** Passage for review follows **

2-Methoxyestradiol disulfamate

Clinical data
- Other names: 2-Methoxyestradiol disulfamate; 2-Methoxyestradiol 3,17β-disulfamate; 2-Methoxyestradiol-3,17β-O,O-bis(sulfamate); 3,17β-bis-Sulfamoyloxy-2-methoxyestra-1,3,5(10)-triene

Identifiers
- IUPAC name [(8R,9S,13S,14S,17S)-2-methoxy-13-methyl-3-sulfamoyloxy-6,7,8,9,11,12,14,15,16,17-decahydrocyclopenta[a]phenanthren-17-yl] sulfamate;
- CAS Number: 401600-86-0;
- PubChem CID: 9804302;
- DrugBank: DB08416;
- ChemSpider: 7980062;
- UNII: S57SQE6LE5;
- ChEMBL: ChEMBL218382;
- CompTox Dashboard (EPA): DTXSID501336467 ;

Chemical and physical data
- Formula: C_{19}H_{28}N_{2}O_{7}S_{2}
- Molar mass: 460.56 g·mol^{−1}
- 3D model (JSmol): Interactive image;
- SMILES C[C@]12CC[C@H]3[C@H]([C@@H]1CC[C@@H]2OS(=O)(=O)N)CCC4=CC(=C(C=C34)OC)OS(=O)(=O)N;
- InChI InChI=1S/C19H28N2O7S2/c1-19-8-7-12-13(15(19)5-6-18(19)28-30(21,24)25)4-3-11-9-17(27-29(20,22)23)16(26-2)10-14(11)12/h9-10,12-13,15,18H,3-8H2,1-2H3,(H2,20,22,23)(H2,21,24,25)/t12-,13+,15-,18-,19-/m0/s1; Key:AQSNIXKAKUZPSI-SSTWWWIQSA-N;

= 2-Methoxyestradiol disulfamate =

Chemical compound

2-Methoxyestradiol disulfamate (developmental code STX-140; also known as 2-methoxyestradiol 3,17β-O,O-bis(sulfamate)) is a synthetic, oral active anti-cancer medication which was previously under development for potential clinical use. It has improved potency, low metabolism, and good pharmacokinetic properties relative to 2-methoxyestradiol (2-MeO-E2). It is also a potent inhibitor of steroid sulfatase, the enzyme that catalyzes the desulfation of steroids such as estrone sulfate and dehydroepiandrosterone sulfate (DHEA-S).

** End of Passage for review **
** Entries provided follows **

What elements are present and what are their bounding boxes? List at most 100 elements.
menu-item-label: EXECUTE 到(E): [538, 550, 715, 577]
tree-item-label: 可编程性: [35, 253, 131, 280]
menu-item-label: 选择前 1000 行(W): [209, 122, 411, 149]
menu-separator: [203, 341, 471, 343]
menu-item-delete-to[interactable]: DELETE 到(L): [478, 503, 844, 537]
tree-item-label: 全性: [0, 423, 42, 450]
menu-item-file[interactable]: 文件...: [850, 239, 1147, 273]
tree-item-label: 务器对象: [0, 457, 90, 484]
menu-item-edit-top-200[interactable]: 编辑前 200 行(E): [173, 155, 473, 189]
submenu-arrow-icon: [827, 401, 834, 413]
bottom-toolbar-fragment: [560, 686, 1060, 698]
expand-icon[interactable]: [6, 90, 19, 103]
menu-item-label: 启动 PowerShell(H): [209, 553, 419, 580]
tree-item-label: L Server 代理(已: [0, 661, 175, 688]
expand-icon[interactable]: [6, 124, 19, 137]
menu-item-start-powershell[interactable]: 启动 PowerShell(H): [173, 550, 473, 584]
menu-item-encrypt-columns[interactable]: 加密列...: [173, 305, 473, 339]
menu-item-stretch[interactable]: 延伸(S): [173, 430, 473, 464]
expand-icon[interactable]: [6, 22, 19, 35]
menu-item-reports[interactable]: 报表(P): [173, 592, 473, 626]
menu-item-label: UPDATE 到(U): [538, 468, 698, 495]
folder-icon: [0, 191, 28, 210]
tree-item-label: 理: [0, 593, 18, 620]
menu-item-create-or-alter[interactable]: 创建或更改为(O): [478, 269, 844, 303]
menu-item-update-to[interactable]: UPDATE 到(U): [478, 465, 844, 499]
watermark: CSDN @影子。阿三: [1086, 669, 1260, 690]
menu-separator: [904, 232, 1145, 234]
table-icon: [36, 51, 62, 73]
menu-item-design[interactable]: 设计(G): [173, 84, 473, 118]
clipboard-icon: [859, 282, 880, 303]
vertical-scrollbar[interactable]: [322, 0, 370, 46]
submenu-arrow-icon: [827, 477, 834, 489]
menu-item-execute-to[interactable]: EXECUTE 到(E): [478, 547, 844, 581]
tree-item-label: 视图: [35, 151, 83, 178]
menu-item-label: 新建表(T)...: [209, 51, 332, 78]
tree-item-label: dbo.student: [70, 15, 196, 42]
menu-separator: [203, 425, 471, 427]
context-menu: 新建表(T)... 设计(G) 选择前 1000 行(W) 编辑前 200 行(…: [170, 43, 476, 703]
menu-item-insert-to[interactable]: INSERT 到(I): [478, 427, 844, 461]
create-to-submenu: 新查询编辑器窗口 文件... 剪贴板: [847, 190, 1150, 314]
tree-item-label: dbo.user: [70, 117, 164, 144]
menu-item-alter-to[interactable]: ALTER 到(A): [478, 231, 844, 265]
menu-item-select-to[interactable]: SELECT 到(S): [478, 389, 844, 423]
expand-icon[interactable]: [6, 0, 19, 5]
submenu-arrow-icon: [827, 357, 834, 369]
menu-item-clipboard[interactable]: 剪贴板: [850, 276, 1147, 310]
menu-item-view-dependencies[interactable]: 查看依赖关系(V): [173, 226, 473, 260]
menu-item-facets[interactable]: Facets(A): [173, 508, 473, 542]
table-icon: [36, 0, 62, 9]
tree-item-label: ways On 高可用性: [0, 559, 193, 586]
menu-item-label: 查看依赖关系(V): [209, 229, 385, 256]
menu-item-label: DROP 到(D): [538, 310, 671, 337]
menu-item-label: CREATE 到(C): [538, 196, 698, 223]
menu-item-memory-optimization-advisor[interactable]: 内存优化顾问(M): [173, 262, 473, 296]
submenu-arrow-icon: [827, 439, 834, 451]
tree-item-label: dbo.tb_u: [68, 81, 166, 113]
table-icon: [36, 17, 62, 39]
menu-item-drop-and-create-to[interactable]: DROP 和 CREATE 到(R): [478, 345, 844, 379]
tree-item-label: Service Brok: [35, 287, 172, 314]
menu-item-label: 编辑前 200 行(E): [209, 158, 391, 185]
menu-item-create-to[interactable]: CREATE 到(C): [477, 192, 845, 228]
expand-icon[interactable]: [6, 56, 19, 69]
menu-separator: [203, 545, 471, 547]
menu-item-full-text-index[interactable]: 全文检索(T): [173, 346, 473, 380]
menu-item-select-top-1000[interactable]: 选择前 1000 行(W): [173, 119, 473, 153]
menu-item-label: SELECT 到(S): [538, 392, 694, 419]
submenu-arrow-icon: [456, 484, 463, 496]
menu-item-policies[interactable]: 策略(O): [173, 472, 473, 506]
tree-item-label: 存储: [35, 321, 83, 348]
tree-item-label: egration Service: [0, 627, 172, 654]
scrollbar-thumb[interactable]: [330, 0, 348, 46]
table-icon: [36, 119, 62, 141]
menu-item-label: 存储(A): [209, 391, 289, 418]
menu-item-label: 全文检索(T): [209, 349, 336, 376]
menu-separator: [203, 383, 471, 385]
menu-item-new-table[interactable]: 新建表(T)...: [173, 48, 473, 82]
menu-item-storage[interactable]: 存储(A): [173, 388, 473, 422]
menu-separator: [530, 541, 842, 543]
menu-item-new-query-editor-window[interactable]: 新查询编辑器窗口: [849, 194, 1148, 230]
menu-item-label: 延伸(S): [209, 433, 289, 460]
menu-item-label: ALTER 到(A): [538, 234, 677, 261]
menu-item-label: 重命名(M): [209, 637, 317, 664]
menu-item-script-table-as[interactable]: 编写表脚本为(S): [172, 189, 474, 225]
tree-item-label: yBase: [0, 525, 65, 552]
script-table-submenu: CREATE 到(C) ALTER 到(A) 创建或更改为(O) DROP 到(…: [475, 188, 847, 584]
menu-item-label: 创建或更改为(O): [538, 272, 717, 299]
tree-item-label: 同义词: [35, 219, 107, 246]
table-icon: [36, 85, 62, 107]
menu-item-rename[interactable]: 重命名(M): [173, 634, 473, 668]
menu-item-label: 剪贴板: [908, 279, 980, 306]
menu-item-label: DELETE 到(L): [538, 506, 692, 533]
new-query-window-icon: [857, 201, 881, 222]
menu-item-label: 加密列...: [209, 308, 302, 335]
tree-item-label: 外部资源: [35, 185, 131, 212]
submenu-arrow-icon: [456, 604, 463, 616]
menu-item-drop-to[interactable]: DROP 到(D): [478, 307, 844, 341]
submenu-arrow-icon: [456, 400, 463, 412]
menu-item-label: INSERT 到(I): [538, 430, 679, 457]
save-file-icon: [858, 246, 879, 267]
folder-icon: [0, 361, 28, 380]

** End of Entries provided **

Tasks to complete
1) In the article on 2-methoxyestradiol disulfamate, condense the paragraph beginning "2-Methoxyestradiol disulfamate (developmental code STX-140" into a short bulleted list that keeps its main facts.
2) Based on the article on 2-methoxyestradiol disulfamate, answer yes or no to each statement and quote the deciding words: (a) The compound is active when taken by mouth. (b) Its pharmacokinetic properties are poorer than those of 2-methoxyestradiol. (c) Its CAS number is 401600-86-0.
3) Write the next part of the article on 2-methoxyestradiol disulfamate, continuing after its last sentence.

Answers to the tasks
1)
- Developmental code STX-140; also called 2-methoxyestradiol 3,17β-O,O-bis(sulfamate)
- Synthetic, orally active anti-cancer medication, previously under development for potential clinical use
- Compared with 2-methoxyestradiol (2-MeO-E2): improved potency, low metabolism, good pharmacokinetic properties
- Potent inhibitor of steroid sulfatase, the enzyme that desulfates steroids such as estrone sulfate and DHEA-S

2)
(a) Yes: "a synthetic, oral active anti-cancer medication"
(b) No: "good pharmacokinetic properties relative to 2-methoxyestradiol (2-MeO-E2)"
(c) Yes: "CAS Number: 401600-86-0"

3)
2-Methoxyestradiol disulfamate exhibits anti-angiogenic activity and induction of cell cycle arrest and apoptosis in human tumor xenografts, with clinical potential for hormone–independent tumors. Some of this activity stems from tubulin binding at the colchicine site and disruption of interphase microtubules. 2-Methoxyestradiol disulfamate is highly active in tumors that are resistant to chemotherapy.

In xenograft models of breast and prostate cancer complete cures were achieved after oral treatment with 2-methoxyestradiol disulfamate and drug-resistant tumors also shrank in size after oral treatment. Conventional treatments for hormone-independent cancers targeting tubulin are associated with side effects, such as neurotoxicity, and can only be given infrequently and intravenously. 2-Methoxyestradiol disulfamate is more effective on the same tumors, blocks metastatic spread without the peripheral neuropathy associated with current clinical anticancer drugs.